* What the exercise asks:
Scan the lines below for the string "Стационарные" and copy every one that has it.

[Records from a dataset]
-------------------------
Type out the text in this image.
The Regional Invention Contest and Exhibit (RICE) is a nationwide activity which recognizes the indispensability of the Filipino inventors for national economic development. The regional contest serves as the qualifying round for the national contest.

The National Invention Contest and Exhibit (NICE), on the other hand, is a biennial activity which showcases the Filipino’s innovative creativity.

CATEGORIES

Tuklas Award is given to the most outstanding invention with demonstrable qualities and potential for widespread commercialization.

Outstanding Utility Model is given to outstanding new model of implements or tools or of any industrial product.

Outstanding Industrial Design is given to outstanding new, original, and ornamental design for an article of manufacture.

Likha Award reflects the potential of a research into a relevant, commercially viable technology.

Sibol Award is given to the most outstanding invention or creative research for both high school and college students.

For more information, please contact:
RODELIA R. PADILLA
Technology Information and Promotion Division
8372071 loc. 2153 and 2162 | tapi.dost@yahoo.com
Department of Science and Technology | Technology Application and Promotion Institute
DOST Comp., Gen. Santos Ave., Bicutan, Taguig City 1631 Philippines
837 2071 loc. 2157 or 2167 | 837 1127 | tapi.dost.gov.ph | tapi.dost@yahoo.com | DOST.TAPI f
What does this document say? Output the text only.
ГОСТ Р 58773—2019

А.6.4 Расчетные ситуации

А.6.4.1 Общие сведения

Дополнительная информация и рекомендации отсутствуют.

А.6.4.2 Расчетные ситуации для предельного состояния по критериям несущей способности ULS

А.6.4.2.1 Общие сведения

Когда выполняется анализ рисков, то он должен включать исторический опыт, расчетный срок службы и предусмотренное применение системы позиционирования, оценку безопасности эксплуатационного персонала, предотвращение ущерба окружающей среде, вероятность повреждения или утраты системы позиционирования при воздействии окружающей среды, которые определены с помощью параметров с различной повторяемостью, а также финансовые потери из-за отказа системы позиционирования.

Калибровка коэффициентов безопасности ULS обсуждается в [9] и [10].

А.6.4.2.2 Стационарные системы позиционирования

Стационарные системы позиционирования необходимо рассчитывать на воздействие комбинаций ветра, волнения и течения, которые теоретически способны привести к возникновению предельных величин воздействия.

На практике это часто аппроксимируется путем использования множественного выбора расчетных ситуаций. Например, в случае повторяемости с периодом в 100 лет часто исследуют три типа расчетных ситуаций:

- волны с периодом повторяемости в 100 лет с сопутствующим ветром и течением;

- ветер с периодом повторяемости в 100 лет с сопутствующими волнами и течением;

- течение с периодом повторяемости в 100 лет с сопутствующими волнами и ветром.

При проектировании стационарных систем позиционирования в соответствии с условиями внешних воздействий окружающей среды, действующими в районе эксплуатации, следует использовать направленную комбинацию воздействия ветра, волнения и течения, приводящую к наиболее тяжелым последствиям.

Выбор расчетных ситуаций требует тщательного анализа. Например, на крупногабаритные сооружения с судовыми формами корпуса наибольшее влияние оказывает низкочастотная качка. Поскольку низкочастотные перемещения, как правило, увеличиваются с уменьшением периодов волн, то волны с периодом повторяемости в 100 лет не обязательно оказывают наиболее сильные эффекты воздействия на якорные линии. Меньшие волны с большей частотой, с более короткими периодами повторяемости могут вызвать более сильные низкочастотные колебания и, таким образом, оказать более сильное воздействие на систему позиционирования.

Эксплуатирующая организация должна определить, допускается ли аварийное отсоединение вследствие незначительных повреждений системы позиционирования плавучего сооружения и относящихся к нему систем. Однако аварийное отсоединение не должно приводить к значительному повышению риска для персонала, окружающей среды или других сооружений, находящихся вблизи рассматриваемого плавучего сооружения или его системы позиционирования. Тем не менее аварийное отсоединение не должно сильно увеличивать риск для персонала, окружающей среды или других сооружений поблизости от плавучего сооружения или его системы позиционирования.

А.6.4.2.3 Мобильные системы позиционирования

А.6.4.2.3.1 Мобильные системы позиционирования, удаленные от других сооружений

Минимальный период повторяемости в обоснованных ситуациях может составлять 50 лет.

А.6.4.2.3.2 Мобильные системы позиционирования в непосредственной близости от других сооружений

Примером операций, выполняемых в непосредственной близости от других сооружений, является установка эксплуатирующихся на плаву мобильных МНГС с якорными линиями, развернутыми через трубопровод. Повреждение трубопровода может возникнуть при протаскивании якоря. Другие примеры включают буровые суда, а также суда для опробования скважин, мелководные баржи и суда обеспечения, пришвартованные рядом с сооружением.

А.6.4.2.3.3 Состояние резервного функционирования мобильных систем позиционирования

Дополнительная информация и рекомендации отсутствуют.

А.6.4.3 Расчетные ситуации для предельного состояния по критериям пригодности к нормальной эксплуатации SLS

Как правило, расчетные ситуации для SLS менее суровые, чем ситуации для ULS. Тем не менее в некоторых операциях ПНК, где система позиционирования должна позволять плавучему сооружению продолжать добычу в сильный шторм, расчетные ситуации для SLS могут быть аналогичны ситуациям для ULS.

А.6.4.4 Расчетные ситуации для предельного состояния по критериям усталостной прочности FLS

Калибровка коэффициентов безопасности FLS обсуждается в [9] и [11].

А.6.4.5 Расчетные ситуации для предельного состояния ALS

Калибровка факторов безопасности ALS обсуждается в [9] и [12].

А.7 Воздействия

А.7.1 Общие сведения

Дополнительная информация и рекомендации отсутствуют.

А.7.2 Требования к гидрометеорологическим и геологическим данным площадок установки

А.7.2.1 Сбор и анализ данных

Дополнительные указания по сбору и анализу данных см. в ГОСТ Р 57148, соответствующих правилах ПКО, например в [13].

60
-------------------------
* Completed exercise:
А.6.4.2.2 Стационарные системы позиционирования
Стационарные системы позиционирования необходимо рассчитывать на воздействие комбинаций ветра, волнения и течения, которые теоретически способны привести к возникновению предельных величин воздействия.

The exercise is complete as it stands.